→ **Figure data in JSON**
* * * * *

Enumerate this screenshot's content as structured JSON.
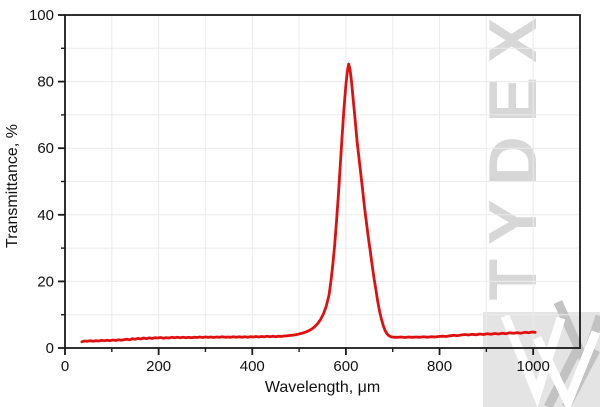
{
  "watermark": {
    "text": "TYDEX",
    "color": "#d7d7d7"
  },
  "logo": {
    "square_color": "#e4e4e4",
    "white_stroke": "#ffffff",
    "gray_stroke": "#c2c2c2"
  },
  "chart_data": {
    "type": "line",
    "title": "",
    "xlabel": "Wavelength, μm",
    "ylabel": "Transmittance, %",
    "xlim": [
      0,
      1100
    ],
    "ylim": [
      0,
      100
    ],
    "x_major_ticks": [
      0,
      200,
      400,
      600,
      800,
      1000
    ],
    "x_minor_ticks": [
      100,
      300,
      500,
      700,
      900
    ],
    "y_major_ticks": [
      0,
      20,
      40,
      60,
      80,
      100
    ],
    "y_minor_ticks": [
      10,
      30,
      50,
      70,
      90
    ],
    "grid": true,
    "grid_color": "#ebebeb",
    "axis_color": "#1a1a1a",
    "legend": "none",
    "series": {
      "color": "#e01010",
      "peak": {
        "x": 606,
        "y": 85.3
      },
      "points": [
        [
          36,
          1.9
        ],
        [
          42,
          2.1
        ],
        [
          48,
          2.0
        ],
        [
          54,
          2.2
        ],
        [
          60,
          2.05
        ],
        [
          66,
          2.2
        ],
        [
          72,
          2.1
        ],
        [
          78,
          2.3
        ],
        [
          84,
          2.15
        ],
        [
          90,
          2.3
        ],
        [
          96,
          2.2
        ],
        [
          102,
          2.4
        ],
        [
          108,
          2.25
        ],
        [
          114,
          2.45
        ],
        [
          120,
          2.3
        ],
        [
          126,
          2.5
        ],
        [
          132,
          2.6
        ],
        [
          138,
          2.45
        ],
        [
          144,
          2.8
        ],
        [
          150,
          2.6
        ],
        [
          156,
          2.9
        ],
        [
          162,
          2.7
        ],
        [
          168,
          3.0
        ],
        [
          174,
          2.8
        ],
        [
          180,
          3.05
        ],
        [
          186,
          2.85
        ],
        [
          192,
          3.1
        ],
        [
          198,
          3.0
        ],
        [
          204,
          3.15
        ],
        [
          210,
          2.95
        ],
        [
          216,
          3.1
        ],
        [
          222,
          3.0
        ],
        [
          228,
          3.2
        ],
        [
          234,
          3.05
        ],
        [
          240,
          3.2
        ],
        [
          246,
          3.1
        ],
        [
          252,
          3.25
        ],
        [
          258,
          3.1
        ],
        [
          264,
          3.2
        ],
        [
          270,
          3.1
        ],
        [
          276,
          3.25
        ],
        [
          282,
          3.15
        ],
        [
          288,
          3.3
        ],
        [
          294,
          3.15
        ],
        [
          300,
          3.3
        ],
        [
          306,
          3.2
        ],
        [
          312,
          3.3
        ],
        [
          318,
          3.15
        ],
        [
          324,
          3.3
        ],
        [
          330,
          3.2
        ],
        [
          336,
          3.35
        ],
        [
          342,
          3.2
        ],
        [
          348,
          3.3
        ],
        [
          354,
          3.2
        ],
        [
          360,
          3.35
        ],
        [
          366,
          3.25
        ],
        [
          372,
          3.35
        ],
        [
          378,
          3.2
        ],
        [
          384,
          3.35
        ],
        [
          390,
          3.25
        ],
        [
          396,
          3.4
        ],
        [
          402,
          3.3
        ],
        [
          408,
          3.45
        ],
        [
          414,
          3.3
        ],
        [
          420,
          3.45
        ],
        [
          426,
          3.35
        ],
        [
          432,
          3.5
        ],
        [
          438,
          3.4
        ],
        [
          444,
          3.5
        ],
        [
          450,
          3.4
        ],
        [
          456,
          3.55
        ],
        [
          462,
          3.45
        ],
        [
          468,
          3.6
        ],
        [
          474,
          3.65
        ],
        [
          480,
          3.75
        ],
        [
          486,
          3.85
        ],
        [
          492,
          4.0
        ],
        [
          498,
          4.15
        ],
        [
          504,
          4.35
        ],
        [
          510,
          4.6
        ],
        [
          516,
          4.9
        ],
        [
          522,
          5.3
        ],
        [
          528,
          5.8
        ],
        [
          534,
          6.5
        ],
        [
          540,
          7.4
        ],
        [
          546,
          8.6
        ],
        [
          552,
          10.2
        ],
        [
          558,
          12.5
        ],
        [
          564,
          16
        ],
        [
          568,
          20
        ],
        [
          572,
          25
        ],
        [
          576,
          31
        ],
        [
          580,
          38
        ],
        [
          584,
          46
        ],
        [
          588,
          55
        ],
        [
          592,
          64
        ],
        [
          596,
          72
        ],
        [
          600,
          79
        ],
        [
          603,
          83
        ],
        [
          606,
          85.3
        ],
        [
          609,
          83.5
        ],
        [
          612,
          80
        ],
        [
          616,
          74
        ],
        [
          620,
          68
        ],
        [
          624,
          62
        ],
        [
          628,
          57
        ],
        [
          632,
          52
        ],
        [
          636,
          47
        ],
        [
          640,
          42
        ],
        [
          644,
          37.5
        ],
        [
          648,
          33
        ],
        [
          652,
          29
        ],
        [
          656,
          25
        ],
        [
          660,
          21
        ],
        [
          664,
          17.5
        ],
        [
          668,
          14
        ],
        [
          672,
          11
        ],
        [
          676,
          8.6
        ],
        [
          680,
          6.6
        ],
        [
          684,
          5.2
        ],
        [
          688,
          4.2
        ],
        [
          692,
          3.7
        ],
        [
          696,
          3.4
        ],
        [
          702,
          3.25
        ],
        [
          710,
          3.2
        ],
        [
          718,
          3.3
        ],
        [
          726,
          3.15
        ],
        [
          734,
          3.3
        ],
        [
          742,
          3.2
        ],
        [
          750,
          3.3
        ],
        [
          758,
          3.2
        ],
        [
          766,
          3.35
        ],
        [
          774,
          3.25
        ],
        [
          782,
          3.4
        ],
        [
          790,
          3.3
        ],
        [
          798,
          3.45
        ],
        [
          806,
          3.55
        ],
        [
          814,
          3.45
        ],
        [
          822,
          3.65
        ],
        [
          830,
          3.8
        ],
        [
          838,
          3.65
        ],
        [
          846,
          3.9
        ],
        [
          854,
          4.05
        ],
        [
          862,
          3.9
        ],
        [
          870,
          4.1
        ],
        [
          878,
          3.95
        ],
        [
          886,
          4.2
        ],
        [
          894,
          4.05
        ],
        [
          902,
          4.25
        ],
        [
          910,
          4.1
        ],
        [
          918,
          4.35
        ],
        [
          926,
          4.2
        ],
        [
          934,
          4.45
        ],
        [
          942,
          4.3
        ],
        [
          950,
          4.55
        ],
        [
          958,
          4.4
        ],
        [
          966,
          4.6
        ],
        [
          974,
          4.45
        ],
        [
          982,
          4.7
        ],
        [
          990,
          4.55
        ],
        [
          998,
          4.8
        ],
        [
          1004,
          4.7
        ]
      ]
    }
  }
}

* * * * *

→ **Task requirements**
Retype the entries word for word. Omit any images.

→ **Full output**
Enumerate this screenshot's content as structured JSON.
{
  "watermark": {
    "text": "TYDEX",
    "color": "#d7d7d7"
  },
  "logo": {
    "square_color": "#e4e4e4",
    "white_stroke": "#ffffff",
    "gray_stroke": "#c2c2c2"
  },
  "chart_data": {
    "type": "line",
    "title": "",
    "xlabel": "Wavelength, μm",
    "ylabel": "Transmittance, %",
    "xlim": [
      0,
      1100
    ],
    "ylim": [
      0,
      100
    ],
    "x_major_ticks": [
      0,
      200,
      400,
      600,
      800,
      1000
    ],
    "x_minor_ticks": [
      100,
      300,
      500,
      700,
      900
    ],
    "y_major_ticks": [
      0,
      20,
      40,
      60,
      80,
      100
    ],
    "y_minor_ticks": [
      10,
      30,
      50,
      70,
      90
    ],
    "grid": true,
    "grid_color": "#ebebeb",
    "axis_color": "#1a1a1a",
    "legend": "none",
    "series": {
      "color": "#e01010",
      "peak": {
        "x": 606,
        "y": 85.3
      },
      "points": [
        [
          36,
          1.9
        ],
        [
          42,
          2.1
        ],
        [
          48,
          2.0
        ],
        [
          54,
          2.2
        ],
        [
          60,
          2.05
        ],
        [
          66,
          2.2
        ],
        [
          72,
          2.1
        ],
        [
          78,
          2.3
        ],
        [
          84,
          2.15
        ],
        [
          90,
          2.3
        ],
        [
          96,
          2.2
        ],
        [
          102,
          2.4
        ],
        [
          108,
          2.25
        ],
        [
          114,
          2.45
        ],
        [
          120,
          2.3
        ],
        [
          126,
          2.5
        ],
        [
          132,
          2.6
        ],
        [
          138,
          2.45
        ],
        [
          144,
          2.8
        ],
        [
          150,
          2.6
        ],
        [
          156,
          2.9
        ],
        [
          162,
          2.7
        ],
        [
          168,
          3.0
        ],
        [
          174,
          2.8
        ],
        [
          180,
          3.05
        ],
        [
          186,
          2.85
        ],
        [
          192,
          3.1
        ],
        [
          198,
          3.0
        ],
        [
          204,
          3.15
        ],
        [
          210,
          2.95
        ],
        [
          216,
          3.1
        ],
        [
          222,
          3.0
        ],
        [
          228,
          3.2
        ],
        [
          234,
          3.05
        ],
        [
          240,
          3.2
        ],
        [
          246,
          3.1
        ],
        [
          252,
          3.25
        ],
        [
          258,
          3.1
        ],
        [
          264,
          3.2
        ],
        [
          270,
          3.1
        ],
        [
          276,
          3.25
        ],
        [
          282,
          3.15
        ],
        [
          288,
          3.3
        ],
        [
          294,
          3.15
        ],
        [
          300,
          3.3
        ],
        [
          306,
          3.2
        ],
        [
          312,
          3.3
        ],
        [
          318,
          3.15
        ],
        [
          324,
          3.3
        ],
        [
          330,
          3.2
        ],
        [
          336,
          3.35
        ],
        [
          342,
          3.2
        ],
        [
          348,
          3.3
        ],
        [
          354,
          3.2
        ],
        [
          360,
          3.35
        ],
        [
          366,
          3.25
        ],
        [
          372,
          3.35
        ],
        [
          378,
          3.2
        ],
        [
          384,
          3.35
        ],
        [
          390,
          3.25
        ],
        [
          396,
          3.4
        ],
        [
          402,
          3.3
        ],
        [
          408,
          3.45
        ],
        [
          414,
          3.3
        ],
        [
          420,
          3.45
        ],
        [
          426,
          3.35
        ],
        [
          432,
          3.5
        ],
        [
          438,
          3.4
        ],
        [
          444,
          3.5
        ],
        [
          450,
          3.4
        ],
        [
          456,
          3.55
        ],
        [
          462,
          3.45
        ],
        [
          468,
          3.6
        ],
        [
          474,
          3.65
        ],
        [
          480,
          3.75
        ],
        [
          486,
          3.85
        ],
        [
          492,
          4.0
        ],
        [
          498,
          4.15
        ],
        [
          504,
          4.35
        ],
        [
          510,
          4.6
        ],
        [
          516,
          4.9
        ],
        [
          522,
          5.3
        ],
        [
          528,
          5.8
        ],
        [
          534,
          6.5
        ],
        [
          540,
          7.4
        ],
        [
          546,
          8.6
        ],
        [
          552,
          10.2
        ],
        [
          558,
          12.5
        ],
        [
          564,
          16
        ],
        [
          568,
          20
        ],
        [
          572,
          25
        ],
        [
          576,
          31
        ],
        [
          580,
          38
        ],
        [
          584,
          46
        ],
        [
          588,
          55
        ],
        [
          592,
          64
        ],
        [
          596,
          72
        ],
        [
          600,
          79
        ],
        [
          603,
          83
        ],
        [
          606,
          85.3
        ],
        [
          609,
          83.5
        ],
        [
          612,
          80
        ],
        [
          616,
          74
        ],
        [
          620,
          68
        ],
        [
          624,
          62
        ],
        [
          628,
          57
        ],
        [
          632,
          52
        ],
        [
          636,
          47
        ],
        [
          640,
          42
        ],
        [
          644,
          37.5
        ],
        [
          648,
          33
        ],
        [
          652,
          29
        ],
        [
          656,
          25
        ],
        [
          660,
          21
        ],
        [
          664,
          17.5
        ],
        [
          668,
          14
        ],
        [
          672,
          11
        ],
        [
          676,
          8.6
        ],
        [
          680,
          6.6
        ],
        [
          684,
          5.2
        ],
        [
          688,
          4.2
        ],
        [
          692,
          3.7
        ],
        [
          696,
          3.4
        ],
        [
          702,
          3.25
        ],
        [
          710,
          3.2
        ],
        [
          718,
          3.3
        ],
        [
          726,
          3.15
        ],
        [
          734,
          3.3
        ],
        [
          742,
          3.2
        ],
        [
          750,
          3.3
        ],
        [
          758,
          3.2
        ],
        [
          766,
          3.35
        ],
        [
          774,
          3.25
        ],
        [
          782,
          3.4
        ],
        [
          790,
          3.3
        ],
        [
          798,
          3.45
        ],
        [
          806,
          3.55
        ],
        [
          814,
          3.45
        ],
        [
          822,
          3.65
        ],
        [
          830,
          3.8
        ],
        [
          838,
          3.65
        ],
        [
          846,
          3.9
        ],
        [
          854,
          4.05
        ],
        [
          862,
          3.9
        ],
        [
          870,
          4.1
        ],
        [
          878,
          3.95
        ],
        [
          886,
          4.2
        ],
        [
          894,
          4.05
        ],
        [
          902,
          4.25
        ],
        [
          910,
          4.1
        ],
        [
          918,
          4.35
        ],
        [
          926,
          4.2
        ],
        [
          934,
          4.45
        ],
        [
          942,
          4.3
        ],
        [
          950,
          4.55
        ],
        [
          958,
          4.4
        ],
        [
          966,
          4.6
        ],
        [
          974,
          4.45
        ],
        [
          982,
          4.7
        ],
        [
          990,
          4.55
        ],
        [
          998,
          4.8
        ],
        [
          1004,
          4.7
        ]
      ]
    }
  }
}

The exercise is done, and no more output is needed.